WHAT THE TASK ASKS
In this exercise, return the whole listing exactly, excluding any images.

[Figure dataset records]
◇ ◇ ◇ ◇ ◇ ◇ ◇

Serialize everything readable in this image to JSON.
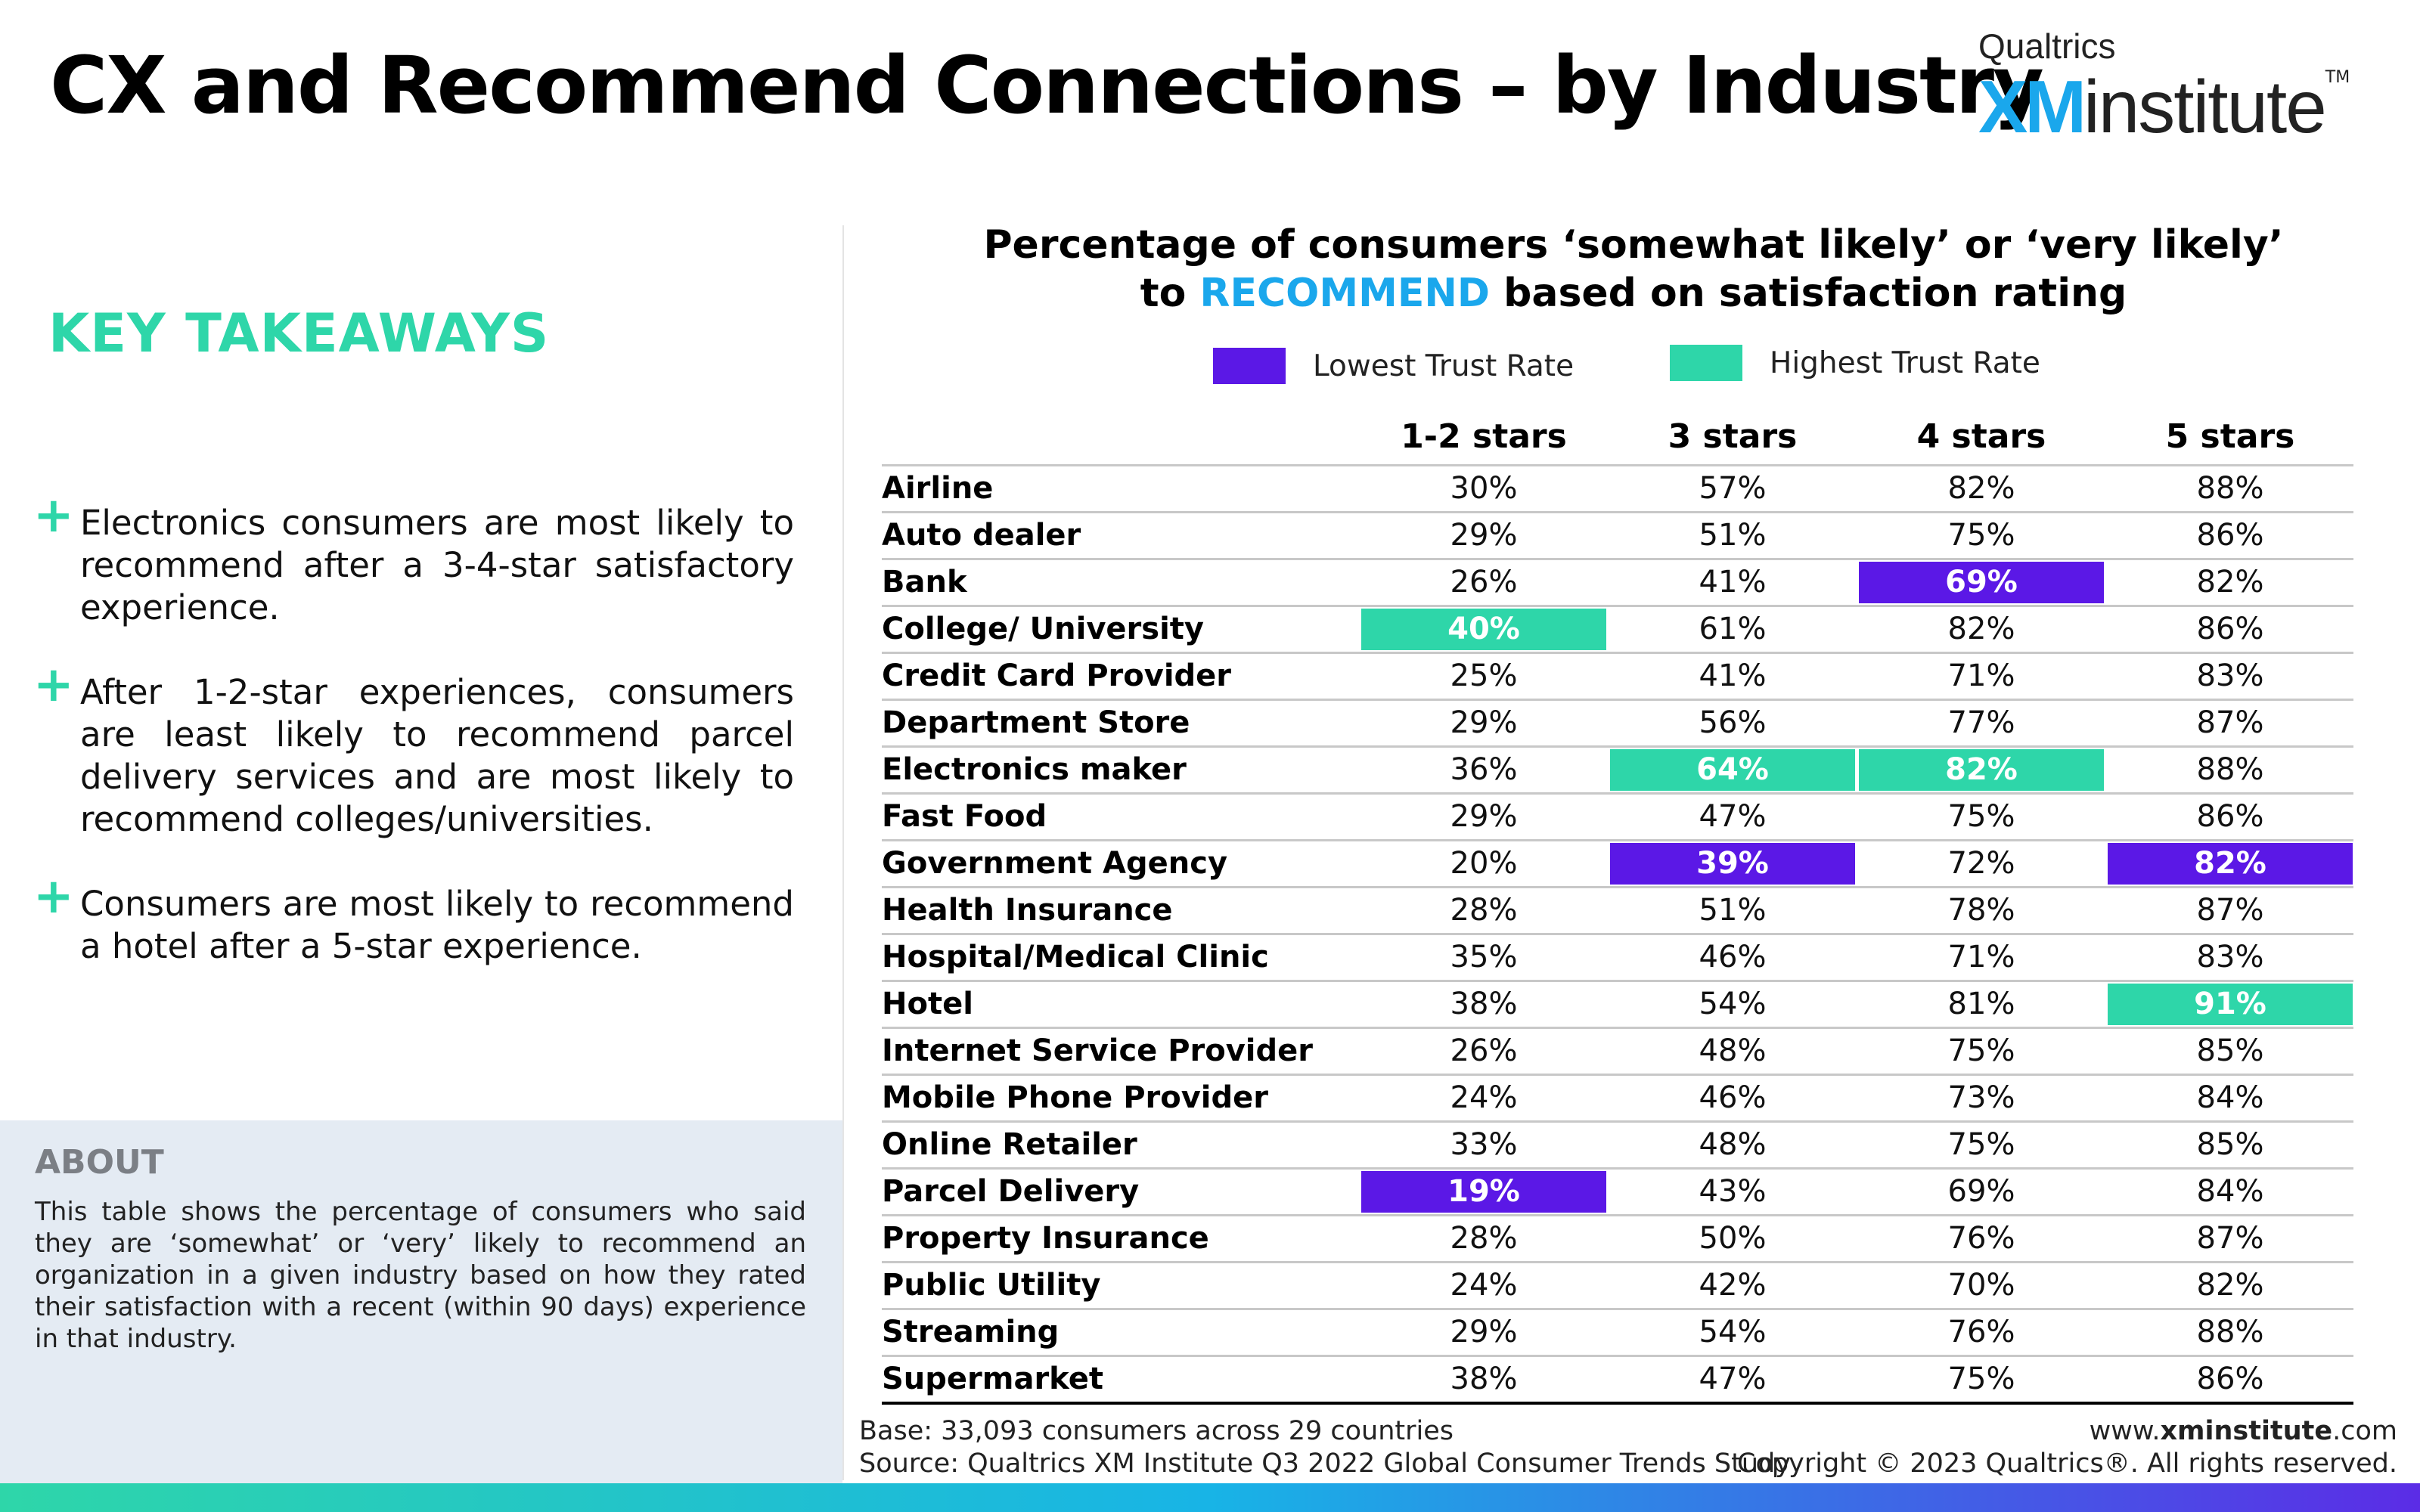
{
  "header": {
    "title": "CX and Recommend Connections – by Industry",
    "logo_top": "Qualtrics",
    "logo_xm": "XM",
    "logo_institute": "institute",
    "logo_tm": "TM"
  },
  "takeaways": {
    "title": "KEY TAKEAWAYS",
    "items": [
      "Electronics consumers are most likely to recommend after a 3-4-star satisfactory experience.",
      "After 1-2-star experiences, consumers are least likely to recommend parcel delivery services and are most likely to recommend colleges/universities.",
      "Consumers are most likely to recommend a hotel after a 5-star experience."
    ]
  },
  "about": {
    "title": "ABOUT",
    "text": "This table shows the percentage of consumers who said they are ‘somewhat’ or ‘very’ likely to recommend an organization in a given industry based on how they rated their satisfaction with a recent (within 90 days) experience in that industry."
  },
  "colors": {
    "low": "#5b18e6",
    "high": "#2ed6a9",
    "accent": "#1aa7ec"
  },
  "chart_data": {
    "type": "table",
    "title_line1": "Percentage of consumers ‘somewhat likely’ or ‘very likely’",
    "title_line2_pre": "to ",
    "title_line2_highlight": "RECOMMEND",
    "title_line2_post": " based on satisfaction rating",
    "legend": {
      "low": "Lowest Trust Rate",
      "high": "Highest Trust Rate"
    },
    "columns": [
      "1-2 stars",
      "3 stars",
      "4 stars",
      "5 stars"
    ],
    "rows": [
      {
        "label": "Airline",
        "values": [
          "30%",
          "57%",
          "82%",
          "88%"
        ]
      },
      {
        "label": "Auto dealer",
        "values": [
          "29%",
          "51%",
          "75%",
          "86%"
        ]
      },
      {
        "label": "Bank",
        "values": [
          "26%",
          "41%",
          "69%",
          "82%"
        ]
      },
      {
        "label": "College/ University",
        "values": [
          "40%",
          "61%",
          "82%",
          "86%"
        ]
      },
      {
        "label": "Credit Card Provider",
        "values": [
          "25%",
          "41%",
          "71%",
          "83%"
        ]
      },
      {
        "label": "Department Store",
        "values": [
          "29%",
          "56%",
          "77%",
          "87%"
        ]
      },
      {
        "label": "Electronics maker",
        "values": [
          "36%",
          "64%",
          "82%",
          "88%"
        ]
      },
      {
        "label": "Fast Food",
        "values": [
          "29%",
          "47%",
          "75%",
          "86%"
        ]
      },
      {
        "label": "Government Agency",
        "values": [
          "20%",
          "39%",
          "72%",
          "82%"
        ]
      },
      {
        "label": "Health Insurance",
        "values": [
          "28%",
          "51%",
          "78%",
          "87%"
        ]
      },
      {
        "label": "Hospital/Medical Clinic",
        "values": [
          "35%",
          "46%",
          "71%",
          "83%"
        ]
      },
      {
        "label": "Hotel",
        "values": [
          "38%",
          "54%",
          "81%",
          "91%"
        ]
      },
      {
        "label": "Internet Service Provider",
        "values": [
          "26%",
          "48%",
          "75%",
          "85%"
        ]
      },
      {
        "label": "Mobile Phone Provider",
        "values": [
          "24%",
          "46%",
          "73%",
          "84%"
        ]
      },
      {
        "label": "Online Retailer",
        "values": [
          "33%",
          "48%",
          "75%",
          "85%"
        ]
      },
      {
        "label": "Parcel Delivery",
        "values": [
          "19%",
          "43%",
          "69%",
          "84%"
        ]
      },
      {
        "label": "Property Insurance",
        "values": [
          "28%",
          "50%",
          "76%",
          "87%"
        ]
      },
      {
        "label": "Public Utility",
        "values": [
          "24%",
          "42%",
          "70%",
          "82%"
        ]
      },
      {
        "label": "Streaming",
        "values": [
          "29%",
          "54%",
          "76%",
          "88%"
        ]
      },
      {
        "label": "Supermarket",
        "values": [
          "38%",
          "47%",
          "75%",
          "86%"
        ]
      }
    ],
    "highlights": [
      {
        "row": "Bank",
        "column": "4 stars",
        "kind": "low"
      },
      {
        "row": "College/ University",
        "column": "1-2 stars",
        "kind": "high"
      },
      {
        "row": "Electronics maker",
        "column": "3 stars",
        "kind": "high"
      },
      {
        "row": "Electronics maker",
        "column": "4 stars",
        "kind": "high"
      },
      {
        "row": "Government Agency",
        "column": "3 stars",
        "kind": "low"
      },
      {
        "row": "Government Agency",
        "column": "5 stars",
        "kind": "low"
      },
      {
        "row": "Hotel",
        "column": "5 stars",
        "kind": "high"
      },
      {
        "row": "Parcel Delivery",
        "column": "1-2 stars",
        "kind": "low"
      }
    ]
  },
  "footer": {
    "base": "Base: 33,093 consumers across 29 countries",
    "source": "Source: Qualtrics XM Institute Q3 2022 Global Consumer Trends Study",
    "url_pre": "www.",
    "url_bold": "xminstitute",
    "url_post": ".com",
    "copyright": "Copyright © 2023 Qualtrics®. All rights reserved."
  }
}
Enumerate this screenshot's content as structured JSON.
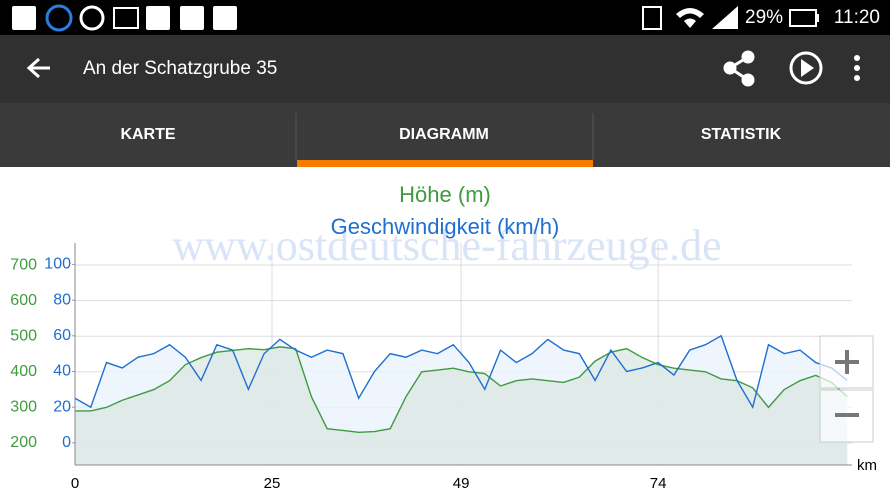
{
  "status_bar": {
    "battery": "29%",
    "time": "11:20"
  },
  "toolbar": {
    "title": "An der Schatzgrube 35"
  },
  "tabs": [
    "KARTE",
    "DIAGRAMM",
    "STATISTIK"
  ],
  "watermark": "www.ostdeutsche-fahrzeuge.de",
  "chart_data": {
    "type": "line",
    "x_label": "km",
    "xlim": [
      0,
      98.6
    ],
    "xticks": [
      0,
      25,
      49,
      74
    ],
    "ylim": [
      138,
      762
    ],
    "yticks": [
      200,
      300,
      400,
      500,
      600,
      700
    ],
    "y2lim": [
      -12.4,
      112
    ],
    "y2ticks": [
      0,
      20,
      40,
      60,
      80,
      100
    ],
    "grid": true,
    "x": [
      0,
      2,
      4,
      6,
      8,
      10,
      12,
      14,
      16,
      18,
      20,
      22,
      24,
      26,
      28,
      30,
      32,
      34,
      36,
      38,
      40,
      42,
      44,
      46,
      48,
      50,
      52,
      54,
      56,
      58,
      60,
      62,
      64,
      66,
      68,
      70,
      72,
      74,
      76,
      78,
      80,
      82,
      84,
      86,
      88,
      90,
      92,
      94,
      96,
      98
    ],
    "series": [
      {
        "name": "Höhe (m)",
        "color": "#3f9b3f",
        "fill": "#dce8e4",
        "values": [
          290,
          290,
          300,
          320,
          335,
          350,
          375,
          420,
          440,
          455,
          460,
          465,
          462,
          470,
          465,
          330,
          240,
          235,
          230,
          232,
          240,
          330,
          400,
          405,
          410,
          400,
          395,
          360,
          375,
          380,
          375,
          370,
          385,
          430,
          455,
          465,
          440,
          420,
          410,
          405,
          400,
          380,
          375,
          355,
          300,
          350,
          375,
          390,
          370,
          330
        ]
      },
      {
        "name": "Geschwindigkeit (km/h)",
        "color": "#1f6fd0",
        "fill": "#eaf2fc",
        "axis": "y2",
        "values": [
          25,
          20,
          45,
          42,
          48,
          50,
          55,
          48,
          35,
          55,
          52,
          30,
          50,
          58,
          52,
          48,
          52,
          50,
          25,
          40,
          50,
          48,
          52,
          50,
          55,
          45,
          30,
          52,
          45,
          50,
          58,
          52,
          50,
          35,
          52,
          40,
          42,
          45,
          38,
          52,
          55,
          60,
          35,
          20,
          55,
          50,
          52,
          45,
          42,
          35
        ]
      }
    ]
  }
}
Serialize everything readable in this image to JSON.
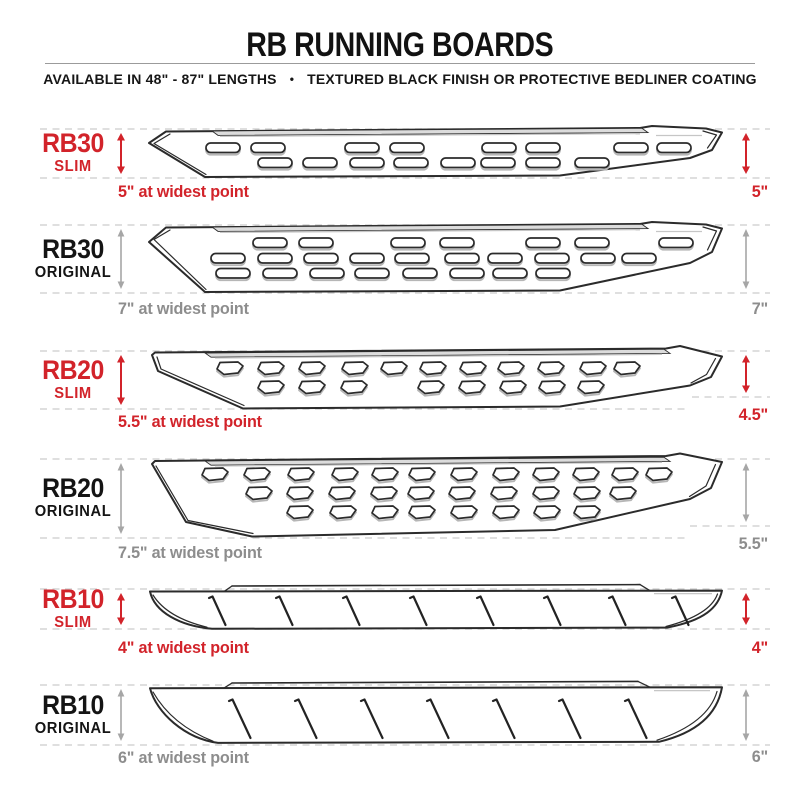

◇ ◇ ◇ ◇ ◇ ◇ ◇

WORKED ANSWER
Serialize everything readable in this image to JSON.
{
  "header": {
    "title": "CX and Recommend Connections – by Industry",
    "logo_top": "Qualtrics",
    "logo_xm": "XM",
    "logo_institute": "institute",
    "logo_tm": "TM"
  },
  "takeaways": {
    "title": "KEY TAKEAWAYS",
    "items": [
      "Electronics consumers are most likely to recommend after a 3-4-star satisfactory experience.",
      "After 1-2-star experiences, consumers are least likely to recommend parcel delivery services and are most likely to recommend colleges/universities.",
      "Consumers are most likely to recommend a hotel after a 5-star experience."
    ]
  },
  "about": {
    "title": "ABOUT",
    "text": "This table shows the percentage of consumers who said they are ‘somewhat’ or ‘very’ likely to recommend an organization in a given industry based on how they rated their satisfaction with a recent (within 90 days) experience in that industry."
  },
  "colors": {
    "low": "#5b18e6",
    "high": "#2ed6a9",
    "accent": "#1aa7ec"
  },
  "chart_data": {
    "type": "table",
    "title_line1": "Percentage of consumers ‘somewhat likely’ or ‘very likely’",
    "title_line2_pre": "to ",
    "title_line2_highlight": "RECOMMEND",
    "title_line2_post": " based on satisfaction rating",
    "legend": {
      "low": "Lowest Trust Rate",
      "high": "Highest Trust Rate"
    },
    "columns": [
      "1-2 stars",
      "3 stars",
      "4 stars",
      "5 stars"
    ],
    "rows": [
      {
        "label": "Airline",
        "values": [
          "30%",
          "57%",
          "82%",
          "88%"
        ]
      },
      {
        "label": "Auto dealer",
        "values": [
          "29%",
          "51%",
          "75%",
          "86%"
        ]
      },
      {
        "label": "Bank",
        "values": [
          "26%",
          "41%",
          "69%",
          "82%"
        ]
      },
      {
        "label": "College/ University",
        "values": [
          "40%",
          "61%",
          "82%",
          "86%"
        ]
      },
      {
        "label": "Credit Card Provider",
        "values": [
          "25%",
          "41%",
          "71%",
          "83%"
        ]
      },
      {
        "label": "Department Store",
        "values": [
          "29%",
          "56%",
          "77%",
          "87%"
        ]
      },
      {
        "label": "Electronics maker",
        "values": [
          "36%",
          "64%",
          "82%",
          "88%"
        ]
      },
      {
        "label": "Fast Food",
        "values": [
          "29%",
          "47%",
          "75%",
          "86%"
        ]
      },
      {
        "label": "Government Agency",
        "values": [
          "20%",
          "39%",
          "72%",
          "82%"
        ]
      },
      {
        "label": "Health Insurance",
        "values": [
          "28%",
          "51%",
          "78%",
          "87%"
        ]
      },
      {
        "label": "Hospital/Medical Clinic",
        "values": [
          "35%",
          "46%",
          "71%",
          "83%"
        ]
      },
      {
        "label": "Hotel",
        "values": [
          "38%",
          "54%",
          "81%",
          "91%"
        ]
      },
      {
        "label": "Internet Service Provider",
        "values": [
          "26%",
          "48%",
          "75%",
          "85%"
        ]
      },
      {
        "label": "Mobile Phone Provider",
        "values": [
          "24%",
          "46%",
          "73%",
          "84%"
        ]
      },
      {
        "label": "Online Retailer",
        "values": [
          "33%",
          "48%",
          "75%",
          "85%"
        ]
      },
      {
        "label": "Parcel Delivery",
        "values": [
          "19%",
          "43%",
          "69%",
          "84%"
        ]
      },
      {
        "label": "Property Insurance",
        "values": [
          "28%",
          "50%",
          "76%",
          "87%"
        ]
      },
      {
        "label": "Public Utility",
        "values": [
          "24%",
          "42%",
          "70%",
          "82%"
        ]
      },
      {
        "label": "Streaming",
        "values": [
          "29%",
          "54%",
          "76%",
          "88%"
        ]
      },
      {
        "label": "Supermarket",
        "values": [
          "38%",
          "47%",
          "75%",
          "86%"
        ]
      }
    ],
    "highlights": [
      {
        "row": "Bank",
        "column": "4 stars",
        "kind": "low"
      },
      {
        "row": "College/ University",
        "column": "1-2 stars",
        "kind": "high"
      },
      {
        "row": "Electronics maker",
        "column": "3 stars",
        "kind": "high"
      },
      {
        "row": "Electronics maker",
        "column": "4 stars",
        "kind": "high"
      },
      {
        "row": "Government Agency",
        "column": "3 stars",
        "kind": "low"
      },
      {
        "row": "Government Agency",
        "column": "5 stars",
        "kind": "low"
      },
      {
        "row": "Hotel",
        "column": "5 stars",
        "kind": "high"
      },
      {
        "row": "Parcel Delivery",
        "column": "1-2 stars",
        "kind": "low"
      }
    ]
  },
  "footer": {
    "base": "Base: 33,093 consumers across 29 countries",
    "source": "Source: Qualtrics XM Institute Q3 2022 Global Consumer Trends Study",
    "url_pre": "www.",
    "url_bold": "xminstitute",
    "url_post": ".com",
    "copyright": "Copyright © 2023 Qualtrics®. All rights reserved."
  }
}
Enumerate this screenshot's content as structured JSON.
{
  "status_bar": {
    "battery": "29%",
    "time": "11:20"
  },
  "toolbar": {
    "title": "An der Schatzgrube 35"
  },
  "tabs": [
    "KARTE",
    "DIAGRAMM",
    "STATISTIK"
  ],
  "watermark": "www.ostdeutsche-fahrzeuge.de",
  "chart_data": {
    "type": "line",
    "x_label": "km",
    "xlim": [
      0,
      98.6
    ],
    "xticks": [
      0,
      25,
      49,
      74
    ],
    "ylim": [
      138,
      762
    ],
    "yticks": [
      200,
      300,
      400,
      500,
      600,
      700
    ],
    "y2lim": [
      -12.4,
      112
    ],
    "y2ticks": [
      0,
      20,
      40,
      60,
      80,
      100
    ],
    "grid": true,
    "x": [
      0,
      2,
      4,
      6,
      8,
      10,
      12,
      14,
      16,
      18,
      20,
      22,
      24,
      26,
      28,
      30,
      32,
      34,
      36,
      38,
      40,
      42,
      44,
      46,
      48,
      50,
      52,
      54,
      56,
      58,
      60,
      62,
      64,
      66,
      68,
      70,
      72,
      74,
      76,
      78,
      80,
      82,
      84,
      86,
      88,
      90,
      92,
      94,
      96,
      98
    ],
    "series": [
      {
        "name": "Höhe (m)",
        "color": "#3f9b3f",
        "fill": "#dce8e4",
        "values": [
          290,
          290,
          300,
          320,
          335,
          350,
          375,
          420,
          440,
          455,
          460,
          465,
          462,
          470,
          465,
          330,
          240,
          235,
          230,
          232,
          240,
          330,
          400,
          405,
          410,
          400,
          395,
          360,
          375,
          380,
          375,
          370,
          385,
          430,
          455,
          465,
          440,
          420,
          410,
          405,
          400,
          380,
          375,
          355,
          300,
          350,
          375,
          390,
          370,
          330
        ]
      },
      {
        "name": "Geschwindigkeit (km/h)",
        "color": "#1f6fd0",
        "fill": "#eaf2fc",
        "axis": "y2",
        "values": [
          25,
          20,
          45,
          42,
          48,
          50,
          55,
          48,
          35,
          55,
          52,
          30,
          50,
          58,
          52,
          48,
          52,
          50,
          25,
          40,
          50,
          48,
          52,
          50,
          55,
          45,
          30,
          52,
          45,
          50,
          58,
          52,
          50,
          35,
          52,
          40,
          42,
          45,
          38,
          52,
          55,
          60,
          35,
          20,
          55,
          50,
          52,
          45,
          42,
          35
        ]
      }
    ]
  }
}
Serialize everything readable in this image to JSON.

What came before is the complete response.